◆ **Stated task**
Reproduce the records below in full and exactly, without their images.

--- Records to process ---

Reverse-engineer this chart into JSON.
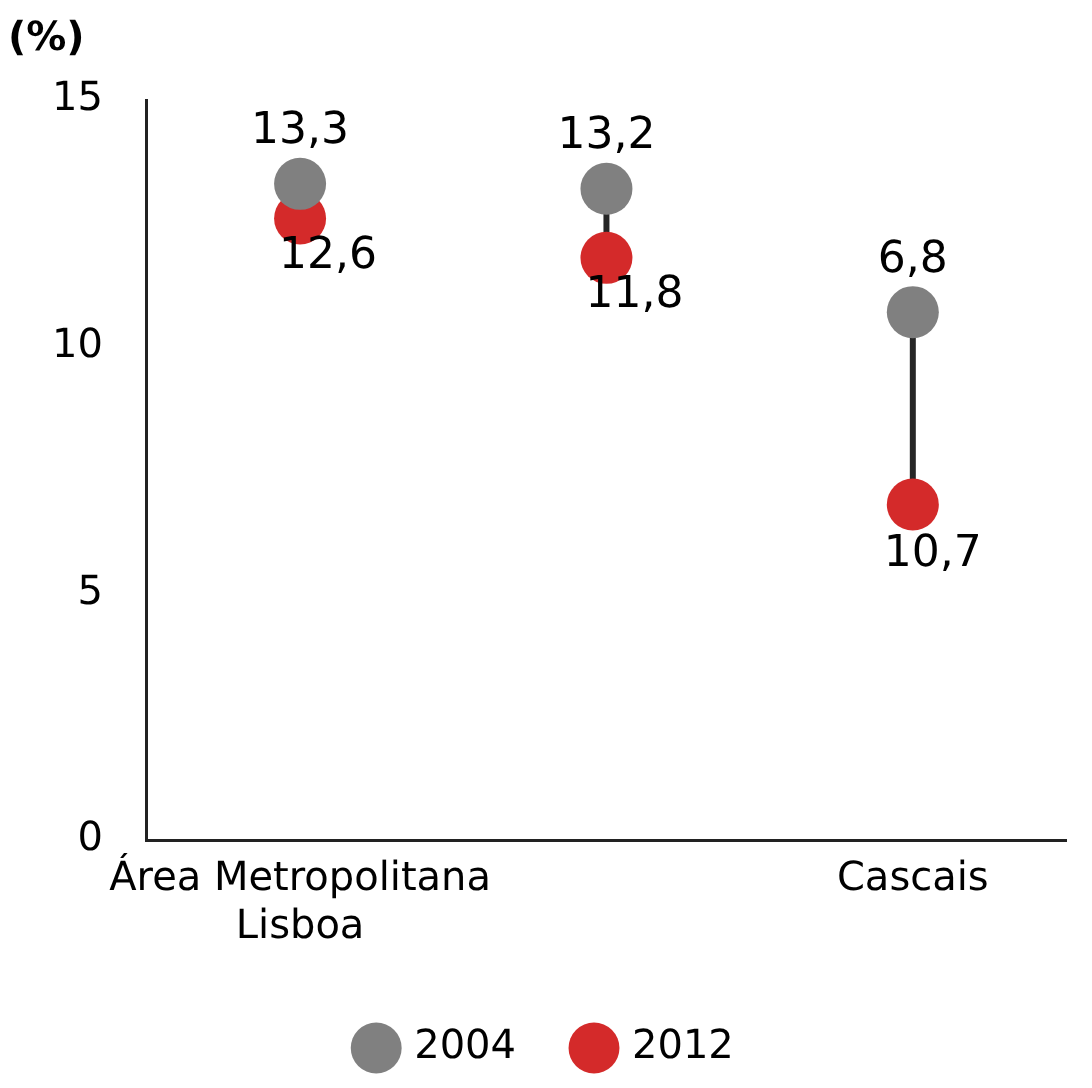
{
  "chart_data": {
    "type": "scatter",
    "ylabel": "(%)",
    "categories": [
      "Área Metropolitana Lisboa",
      null,
      "Cascais"
    ],
    "series": [
      {
        "name": "2004",
        "color": "#808080",
        "values": [
          13.3,
          13.2,
          10.7
        ],
        "value_labels": [
          "13,3",
          "13,2",
          null
        ]
      },
      {
        "name": "2012",
        "color": "#d42a2a",
        "values": [
          12.6,
          11.8,
          6.8
        ],
        "value_labels": [
          "12,6",
          "11,8",
          null
        ]
      }
    ],
    "annotations": [
      {
        "text": "6,8",
        "x": "Cascais",
        "y": 10.7
      },
      {
        "text": "10,7",
        "x": "Cascais",
        "y": 6.8
      }
    ],
    "ylim": [
      0,
      15
    ],
    "yticks": [
      0,
      5,
      10,
      15
    ],
    "grid": false,
    "legend": "bottom",
    "marker": "circle"
  }
}
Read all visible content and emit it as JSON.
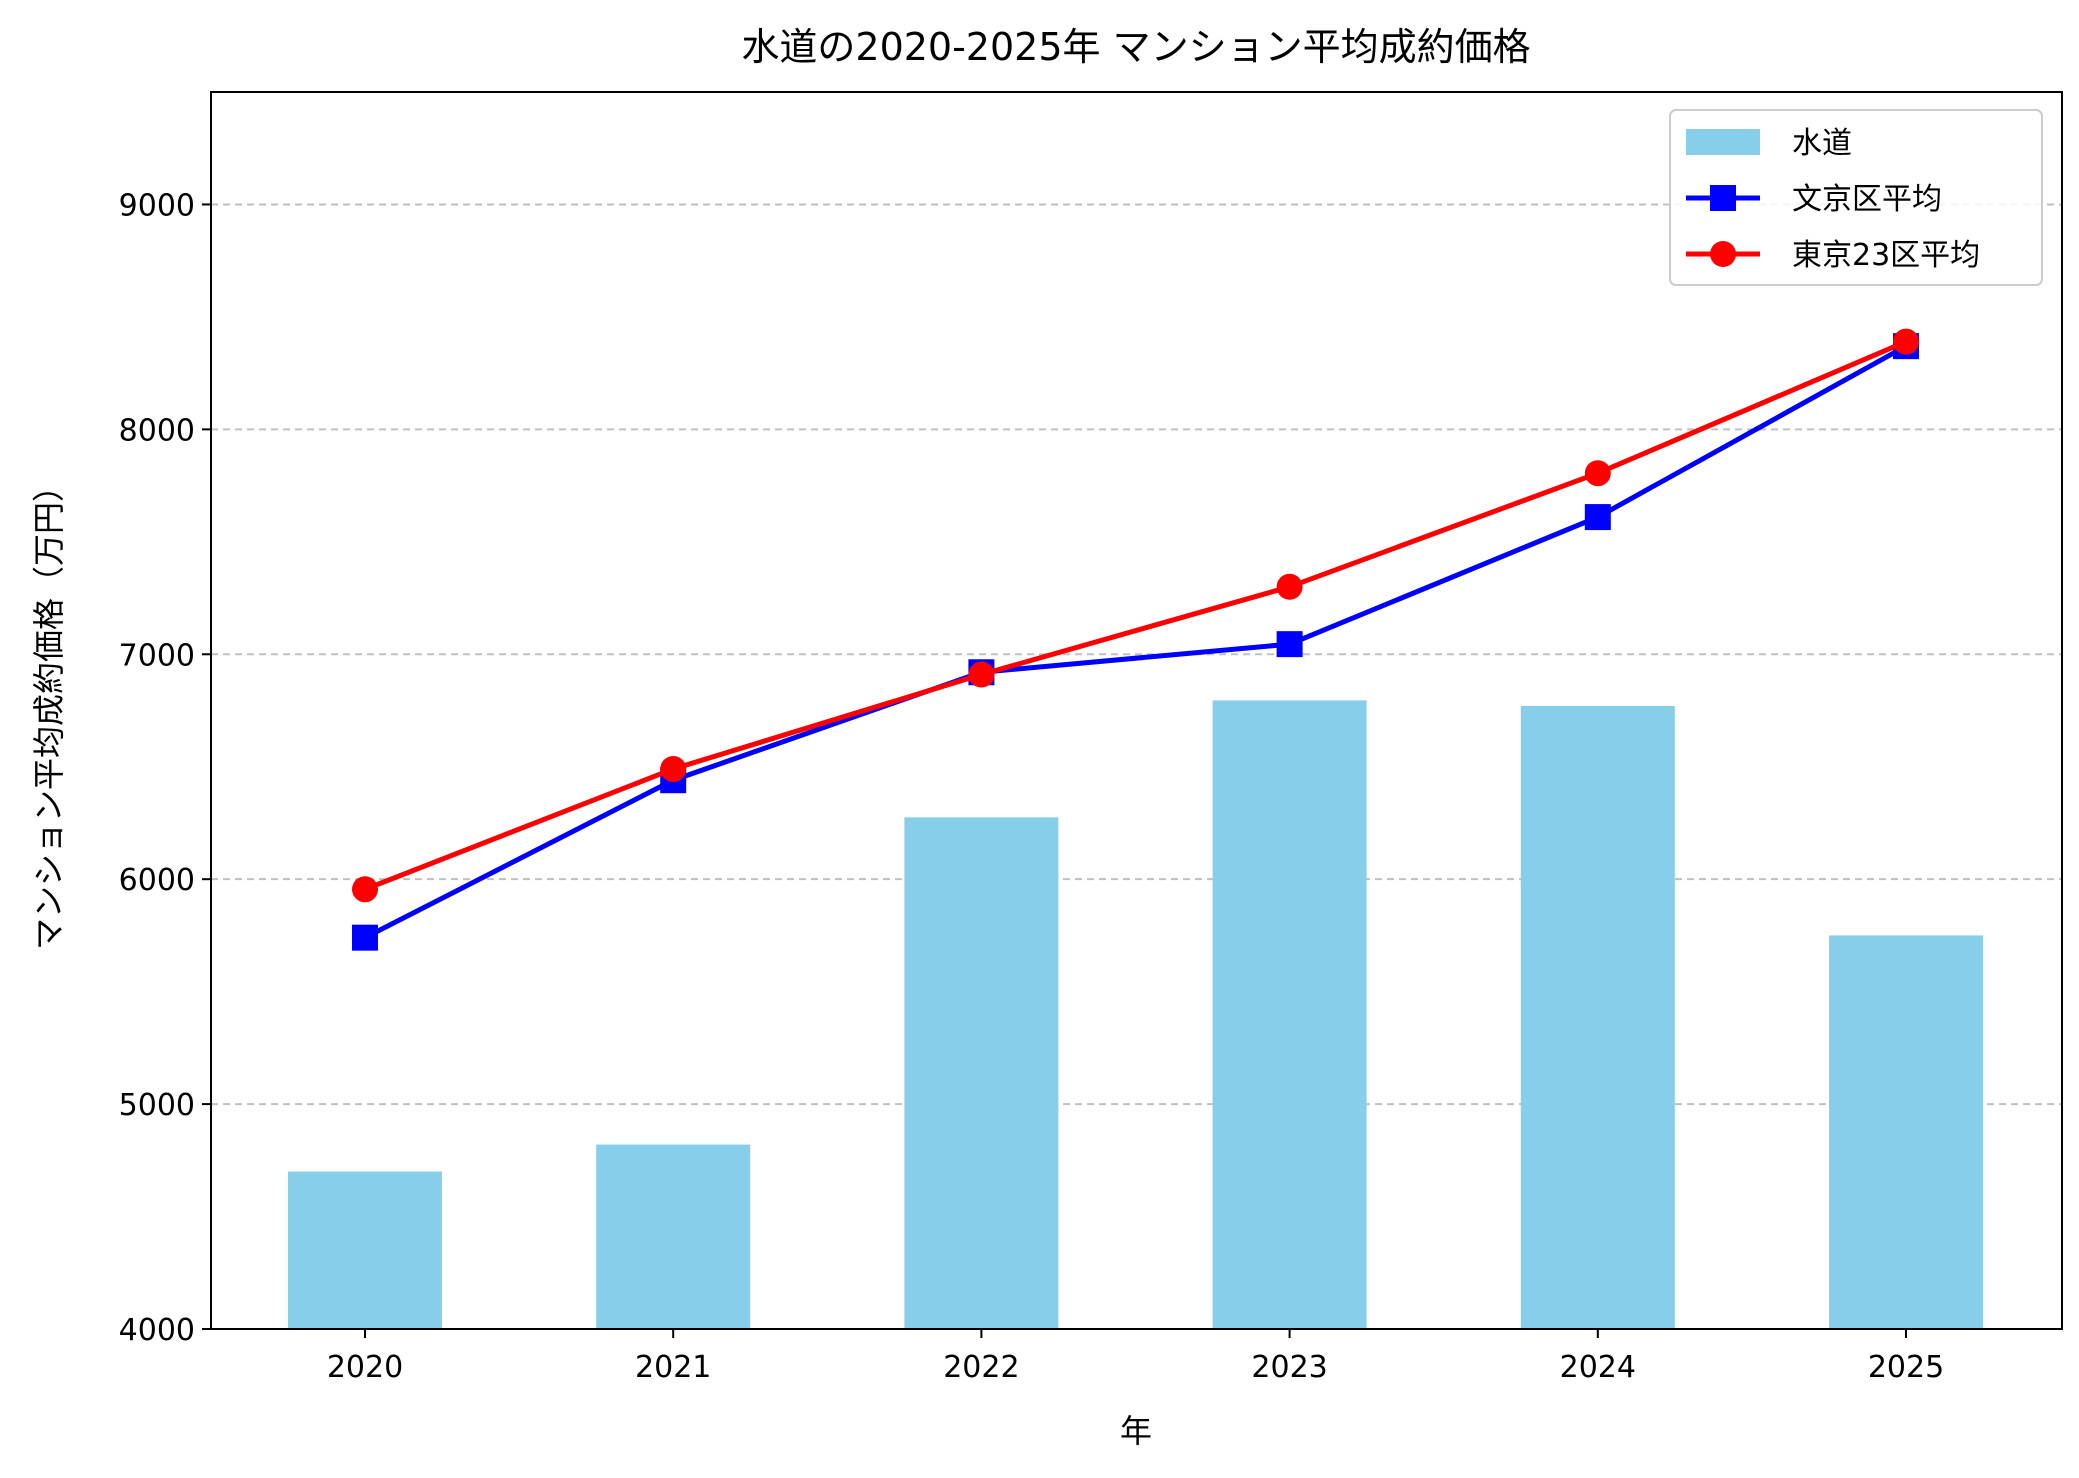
{
  "chart_data": {
    "type": "bar+line",
    "title": "水道の2020-2025年 マンション平均成約価格",
    "xlabel": "年",
    "ylabel": "マンション平均成約価格（万円）",
    "categories": [
      "2020",
      "2021",
      "2022",
      "2023",
      "2024",
      "2025"
    ],
    "ylim": [
      4000,
      9500
    ],
    "yticks": [
      4000,
      5000,
      6000,
      7000,
      8000,
      9000
    ],
    "grid": "y dashed",
    "legend_position": "top-right",
    "series": [
      {
        "name": "水道",
        "kind": "bar",
        "color": "#87CEEB",
        "values": [
          4700,
          4820,
          6275,
          6795,
          6770,
          5750
        ]
      },
      {
        "name": "文京区平均",
        "kind": "line",
        "marker": "square",
        "color": "#0000FF",
        "values": [
          5740,
          6440,
          6920,
          7045,
          7610,
          8370
        ]
      },
      {
        "name": "東京23区平均",
        "kind": "line",
        "marker": "circle",
        "color": "#FF0000",
        "values": [
          5955,
          6490,
          6910,
          7300,
          7805,
          8390
        ]
      }
    ]
  }
}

---

◆ **Full answer**
Reverse-engineer this chart into JSON.
{
  "chart_data": {
    "type": "scatter",
    "ylabel": "(%)",
    "categories": [
      "Área Metropolitana Lisboa",
      null,
      "Cascais"
    ],
    "series": [
      {
        "name": "2004",
        "color": "#808080",
        "values": [
          13.3,
          13.2,
          10.7
        ],
        "value_labels": [
          "13,3",
          "13,2",
          null
        ]
      },
      {
        "name": "2012",
        "color": "#d42a2a",
        "values": [
          12.6,
          11.8,
          6.8
        ],
        "value_labels": [
          "12,6",
          "11,8",
          null
        ]
      }
    ],
    "annotations": [
      {
        "text": "6,8",
        "x": "Cascais",
        "y": 10.7
      },
      {
        "text": "10,7",
        "x": "Cascais",
        "y": 6.8
      }
    ],
    "ylim": [
      0,
      15
    ],
    "yticks": [
      0,
      5,
      10,
      15
    ],
    "grid": false,
    "legend": "bottom",
    "marker": "circle"
  }
}
Read all visible content and emit it as JSON.
{
  "chart_data": {
    "type": "bar+line",
    "title": "水道の2020-2025年 マンション平均成約価格",
    "xlabel": "年",
    "ylabel": "マンション平均成約価格（万円）",
    "categories": [
      "2020",
      "2021",
      "2022",
      "2023",
      "2024",
      "2025"
    ],
    "ylim": [
      4000,
      9500
    ],
    "yticks": [
      4000,
      5000,
      6000,
      7000,
      8000,
      9000
    ],
    "grid": "y dashed",
    "legend_position": "top-right",
    "series": [
      {
        "name": "水道",
        "kind": "bar",
        "color": "#87CEEB",
        "values": [
          4700,
          4820,
          6275,
          6795,
          6770,
          5750
        ]
      },
      {
        "name": "文京区平均",
        "kind": "line",
        "marker": "square",
        "color": "#0000FF",
        "values": [
          5740,
          6440,
          6920,
          7045,
          7610,
          8370
        ]
      },
      {
        "name": "東京23区平均",
        "kind": "line",
        "marker": "circle",
        "color": "#FF0000",
        "values": [
          5955,
          6490,
          6910,
          7300,
          7805,
          8390
        ]
      }
    ]
  }
}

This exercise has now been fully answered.